Exercise aim
Look through the lines below and extract each one that contains "this".

[Figure collection entries]
━━━━━━━━
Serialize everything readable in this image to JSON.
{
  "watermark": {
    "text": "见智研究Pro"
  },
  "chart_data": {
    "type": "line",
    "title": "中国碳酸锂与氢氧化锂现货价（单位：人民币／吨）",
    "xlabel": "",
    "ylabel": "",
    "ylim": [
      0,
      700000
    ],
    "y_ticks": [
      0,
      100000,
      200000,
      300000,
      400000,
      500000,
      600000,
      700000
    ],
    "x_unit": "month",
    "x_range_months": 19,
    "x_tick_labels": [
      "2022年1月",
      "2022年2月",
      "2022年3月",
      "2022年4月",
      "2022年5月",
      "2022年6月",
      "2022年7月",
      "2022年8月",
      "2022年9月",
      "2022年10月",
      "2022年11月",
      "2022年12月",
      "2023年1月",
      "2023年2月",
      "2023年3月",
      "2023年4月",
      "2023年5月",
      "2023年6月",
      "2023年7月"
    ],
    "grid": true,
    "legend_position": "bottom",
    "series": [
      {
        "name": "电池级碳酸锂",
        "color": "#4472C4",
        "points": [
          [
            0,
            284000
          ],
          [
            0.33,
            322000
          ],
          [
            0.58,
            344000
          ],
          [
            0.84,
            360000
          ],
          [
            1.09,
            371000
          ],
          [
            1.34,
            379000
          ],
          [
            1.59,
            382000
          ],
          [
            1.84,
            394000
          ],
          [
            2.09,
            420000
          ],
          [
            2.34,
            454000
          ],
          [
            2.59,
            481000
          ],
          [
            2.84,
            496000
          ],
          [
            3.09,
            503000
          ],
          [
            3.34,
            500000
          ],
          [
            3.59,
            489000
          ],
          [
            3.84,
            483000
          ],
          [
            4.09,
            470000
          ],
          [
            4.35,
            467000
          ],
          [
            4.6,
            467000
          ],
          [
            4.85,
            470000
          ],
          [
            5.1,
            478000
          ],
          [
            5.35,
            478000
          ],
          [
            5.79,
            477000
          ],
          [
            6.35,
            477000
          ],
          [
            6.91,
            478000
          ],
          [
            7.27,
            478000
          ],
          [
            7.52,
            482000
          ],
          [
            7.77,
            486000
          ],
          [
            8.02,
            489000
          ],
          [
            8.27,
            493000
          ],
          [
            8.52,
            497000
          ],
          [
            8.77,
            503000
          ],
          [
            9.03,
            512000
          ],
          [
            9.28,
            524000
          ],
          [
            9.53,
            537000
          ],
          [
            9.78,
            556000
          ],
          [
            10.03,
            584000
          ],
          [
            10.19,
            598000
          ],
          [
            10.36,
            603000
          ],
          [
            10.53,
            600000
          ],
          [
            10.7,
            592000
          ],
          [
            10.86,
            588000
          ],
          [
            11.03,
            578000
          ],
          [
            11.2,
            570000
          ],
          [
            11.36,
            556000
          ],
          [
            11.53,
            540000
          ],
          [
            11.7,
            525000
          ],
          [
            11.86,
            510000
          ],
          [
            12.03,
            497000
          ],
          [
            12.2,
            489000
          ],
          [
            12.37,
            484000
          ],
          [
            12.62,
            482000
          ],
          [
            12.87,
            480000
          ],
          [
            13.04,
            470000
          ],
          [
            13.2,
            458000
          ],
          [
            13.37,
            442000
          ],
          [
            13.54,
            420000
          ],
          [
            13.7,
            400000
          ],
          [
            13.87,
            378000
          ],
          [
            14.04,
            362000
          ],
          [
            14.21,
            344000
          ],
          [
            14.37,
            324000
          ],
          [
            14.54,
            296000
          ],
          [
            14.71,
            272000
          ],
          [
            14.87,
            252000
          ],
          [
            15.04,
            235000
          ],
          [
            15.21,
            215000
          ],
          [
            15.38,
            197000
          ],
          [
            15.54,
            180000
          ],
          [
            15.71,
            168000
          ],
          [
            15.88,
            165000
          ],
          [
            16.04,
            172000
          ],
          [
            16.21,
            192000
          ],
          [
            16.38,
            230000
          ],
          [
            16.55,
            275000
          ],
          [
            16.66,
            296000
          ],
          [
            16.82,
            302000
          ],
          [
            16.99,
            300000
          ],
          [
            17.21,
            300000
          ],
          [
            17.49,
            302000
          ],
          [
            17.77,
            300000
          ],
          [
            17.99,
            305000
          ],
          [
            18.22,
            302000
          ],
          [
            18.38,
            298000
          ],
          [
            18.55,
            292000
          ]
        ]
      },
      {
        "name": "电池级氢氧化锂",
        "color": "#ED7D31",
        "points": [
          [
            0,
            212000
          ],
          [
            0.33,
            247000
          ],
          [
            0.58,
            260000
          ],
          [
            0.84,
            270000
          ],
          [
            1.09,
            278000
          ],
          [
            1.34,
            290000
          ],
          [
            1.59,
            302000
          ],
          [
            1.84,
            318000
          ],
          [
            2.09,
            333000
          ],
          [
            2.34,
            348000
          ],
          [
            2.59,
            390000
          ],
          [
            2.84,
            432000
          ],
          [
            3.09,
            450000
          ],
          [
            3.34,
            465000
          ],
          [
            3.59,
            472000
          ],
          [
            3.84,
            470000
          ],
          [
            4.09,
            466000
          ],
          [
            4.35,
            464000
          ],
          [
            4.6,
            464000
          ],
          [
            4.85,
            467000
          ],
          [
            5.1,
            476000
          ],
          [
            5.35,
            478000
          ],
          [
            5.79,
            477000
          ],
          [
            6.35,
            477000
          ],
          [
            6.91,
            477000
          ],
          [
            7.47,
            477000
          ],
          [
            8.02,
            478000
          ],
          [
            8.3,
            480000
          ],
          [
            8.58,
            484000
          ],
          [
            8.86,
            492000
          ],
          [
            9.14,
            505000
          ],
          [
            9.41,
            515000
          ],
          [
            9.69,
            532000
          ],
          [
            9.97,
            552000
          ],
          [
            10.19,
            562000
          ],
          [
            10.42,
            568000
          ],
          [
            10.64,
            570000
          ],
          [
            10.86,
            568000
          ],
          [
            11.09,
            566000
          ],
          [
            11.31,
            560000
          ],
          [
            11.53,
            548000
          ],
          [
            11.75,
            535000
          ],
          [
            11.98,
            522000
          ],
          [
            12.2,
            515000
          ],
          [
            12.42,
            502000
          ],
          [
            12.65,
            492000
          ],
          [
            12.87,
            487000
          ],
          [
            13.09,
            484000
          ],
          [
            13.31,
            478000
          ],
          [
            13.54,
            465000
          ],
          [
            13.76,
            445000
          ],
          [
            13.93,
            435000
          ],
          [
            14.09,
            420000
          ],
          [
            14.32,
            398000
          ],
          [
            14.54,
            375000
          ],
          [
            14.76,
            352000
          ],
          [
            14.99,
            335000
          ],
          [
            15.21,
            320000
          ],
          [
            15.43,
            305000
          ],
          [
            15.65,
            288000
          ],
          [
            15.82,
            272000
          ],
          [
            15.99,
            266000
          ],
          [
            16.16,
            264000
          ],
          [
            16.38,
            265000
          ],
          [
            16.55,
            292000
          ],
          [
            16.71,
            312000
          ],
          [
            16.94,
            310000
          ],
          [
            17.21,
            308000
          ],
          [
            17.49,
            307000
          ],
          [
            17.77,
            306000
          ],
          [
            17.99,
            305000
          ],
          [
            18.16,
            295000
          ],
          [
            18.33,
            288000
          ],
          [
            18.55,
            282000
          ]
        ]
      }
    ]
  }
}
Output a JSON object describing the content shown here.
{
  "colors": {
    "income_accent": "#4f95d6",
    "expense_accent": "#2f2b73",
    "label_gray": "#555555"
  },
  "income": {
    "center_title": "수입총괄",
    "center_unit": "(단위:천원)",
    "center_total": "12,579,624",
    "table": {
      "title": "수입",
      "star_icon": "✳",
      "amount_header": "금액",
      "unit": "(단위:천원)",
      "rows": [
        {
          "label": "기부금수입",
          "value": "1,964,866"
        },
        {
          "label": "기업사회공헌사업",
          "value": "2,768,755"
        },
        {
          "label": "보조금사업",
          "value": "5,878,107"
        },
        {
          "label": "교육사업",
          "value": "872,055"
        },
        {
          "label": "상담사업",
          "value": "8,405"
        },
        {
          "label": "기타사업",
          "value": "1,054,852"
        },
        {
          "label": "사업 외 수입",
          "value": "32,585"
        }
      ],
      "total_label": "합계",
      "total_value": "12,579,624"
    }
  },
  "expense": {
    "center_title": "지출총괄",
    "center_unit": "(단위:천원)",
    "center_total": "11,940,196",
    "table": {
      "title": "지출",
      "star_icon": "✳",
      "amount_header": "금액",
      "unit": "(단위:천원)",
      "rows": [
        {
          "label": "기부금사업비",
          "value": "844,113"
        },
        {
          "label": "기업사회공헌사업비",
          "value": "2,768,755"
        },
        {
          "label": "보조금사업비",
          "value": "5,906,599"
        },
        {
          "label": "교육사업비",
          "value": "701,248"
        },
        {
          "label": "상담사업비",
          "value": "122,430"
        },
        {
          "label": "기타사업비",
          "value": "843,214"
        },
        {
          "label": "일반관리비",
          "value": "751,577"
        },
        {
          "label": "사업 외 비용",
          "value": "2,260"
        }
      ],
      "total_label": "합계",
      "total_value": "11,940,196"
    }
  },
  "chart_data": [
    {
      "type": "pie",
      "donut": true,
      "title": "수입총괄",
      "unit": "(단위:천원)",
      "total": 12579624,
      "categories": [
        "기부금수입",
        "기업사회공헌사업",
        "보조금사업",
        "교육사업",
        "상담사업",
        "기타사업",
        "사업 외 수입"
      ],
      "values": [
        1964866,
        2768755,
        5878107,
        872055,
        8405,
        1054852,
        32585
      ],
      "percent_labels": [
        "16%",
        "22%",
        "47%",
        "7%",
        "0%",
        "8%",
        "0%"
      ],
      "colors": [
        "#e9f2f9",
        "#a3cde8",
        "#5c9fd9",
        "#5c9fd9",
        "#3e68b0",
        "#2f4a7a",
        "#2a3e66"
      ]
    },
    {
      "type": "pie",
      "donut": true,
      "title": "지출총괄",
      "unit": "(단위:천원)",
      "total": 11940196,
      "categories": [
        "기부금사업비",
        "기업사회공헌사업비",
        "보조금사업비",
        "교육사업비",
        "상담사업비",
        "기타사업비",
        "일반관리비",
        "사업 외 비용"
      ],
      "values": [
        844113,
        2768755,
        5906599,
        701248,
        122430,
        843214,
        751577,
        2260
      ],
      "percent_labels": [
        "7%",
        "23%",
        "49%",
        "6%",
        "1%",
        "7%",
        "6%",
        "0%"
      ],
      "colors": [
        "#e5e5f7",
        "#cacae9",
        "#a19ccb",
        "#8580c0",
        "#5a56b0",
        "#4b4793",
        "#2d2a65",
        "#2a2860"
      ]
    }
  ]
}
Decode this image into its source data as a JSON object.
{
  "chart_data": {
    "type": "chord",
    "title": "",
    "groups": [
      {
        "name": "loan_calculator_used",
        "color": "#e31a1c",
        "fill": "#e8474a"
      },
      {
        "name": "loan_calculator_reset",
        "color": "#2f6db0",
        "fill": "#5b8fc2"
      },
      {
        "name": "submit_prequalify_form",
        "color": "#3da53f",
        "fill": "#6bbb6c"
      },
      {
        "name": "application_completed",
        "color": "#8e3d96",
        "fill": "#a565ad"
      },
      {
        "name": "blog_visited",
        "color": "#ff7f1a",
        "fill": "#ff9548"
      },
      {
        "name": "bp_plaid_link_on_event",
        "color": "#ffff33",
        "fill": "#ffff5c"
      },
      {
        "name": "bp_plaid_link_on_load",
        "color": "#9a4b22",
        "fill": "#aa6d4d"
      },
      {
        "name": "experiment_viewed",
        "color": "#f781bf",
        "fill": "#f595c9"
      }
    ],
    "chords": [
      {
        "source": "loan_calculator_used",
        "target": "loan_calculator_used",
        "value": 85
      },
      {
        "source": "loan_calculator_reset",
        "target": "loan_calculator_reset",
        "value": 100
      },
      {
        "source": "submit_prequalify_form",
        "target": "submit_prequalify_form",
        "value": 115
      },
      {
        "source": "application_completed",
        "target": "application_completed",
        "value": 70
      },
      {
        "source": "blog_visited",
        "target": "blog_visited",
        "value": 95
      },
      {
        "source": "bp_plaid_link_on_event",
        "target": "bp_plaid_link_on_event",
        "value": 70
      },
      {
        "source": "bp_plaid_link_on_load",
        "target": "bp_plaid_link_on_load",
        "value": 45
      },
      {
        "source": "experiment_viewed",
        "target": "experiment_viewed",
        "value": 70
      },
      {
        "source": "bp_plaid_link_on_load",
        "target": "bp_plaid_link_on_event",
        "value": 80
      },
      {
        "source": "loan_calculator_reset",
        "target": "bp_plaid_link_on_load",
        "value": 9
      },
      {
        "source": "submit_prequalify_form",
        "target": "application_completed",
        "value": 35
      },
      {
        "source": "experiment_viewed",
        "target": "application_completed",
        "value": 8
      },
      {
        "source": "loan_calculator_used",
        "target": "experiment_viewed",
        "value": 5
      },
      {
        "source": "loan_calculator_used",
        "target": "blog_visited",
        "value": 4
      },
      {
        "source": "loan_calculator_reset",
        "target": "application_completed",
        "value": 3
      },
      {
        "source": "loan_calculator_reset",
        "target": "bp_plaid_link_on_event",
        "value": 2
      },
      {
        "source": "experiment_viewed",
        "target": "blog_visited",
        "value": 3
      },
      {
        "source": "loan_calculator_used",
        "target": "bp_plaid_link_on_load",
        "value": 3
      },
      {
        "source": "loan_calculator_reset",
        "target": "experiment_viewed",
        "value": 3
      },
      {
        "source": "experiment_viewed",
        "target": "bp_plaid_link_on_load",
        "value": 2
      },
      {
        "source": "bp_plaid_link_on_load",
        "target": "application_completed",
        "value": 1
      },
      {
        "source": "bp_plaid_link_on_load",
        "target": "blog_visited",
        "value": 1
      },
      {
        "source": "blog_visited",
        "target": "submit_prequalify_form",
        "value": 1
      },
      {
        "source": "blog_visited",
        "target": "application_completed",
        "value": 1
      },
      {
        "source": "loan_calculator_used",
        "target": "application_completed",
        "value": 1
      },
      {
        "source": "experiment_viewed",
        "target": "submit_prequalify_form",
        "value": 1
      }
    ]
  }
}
━━━━━━━━
Solution to the problem
Serialize everything readable in this image to JSON.
Decode this image into its source data as a JSON object.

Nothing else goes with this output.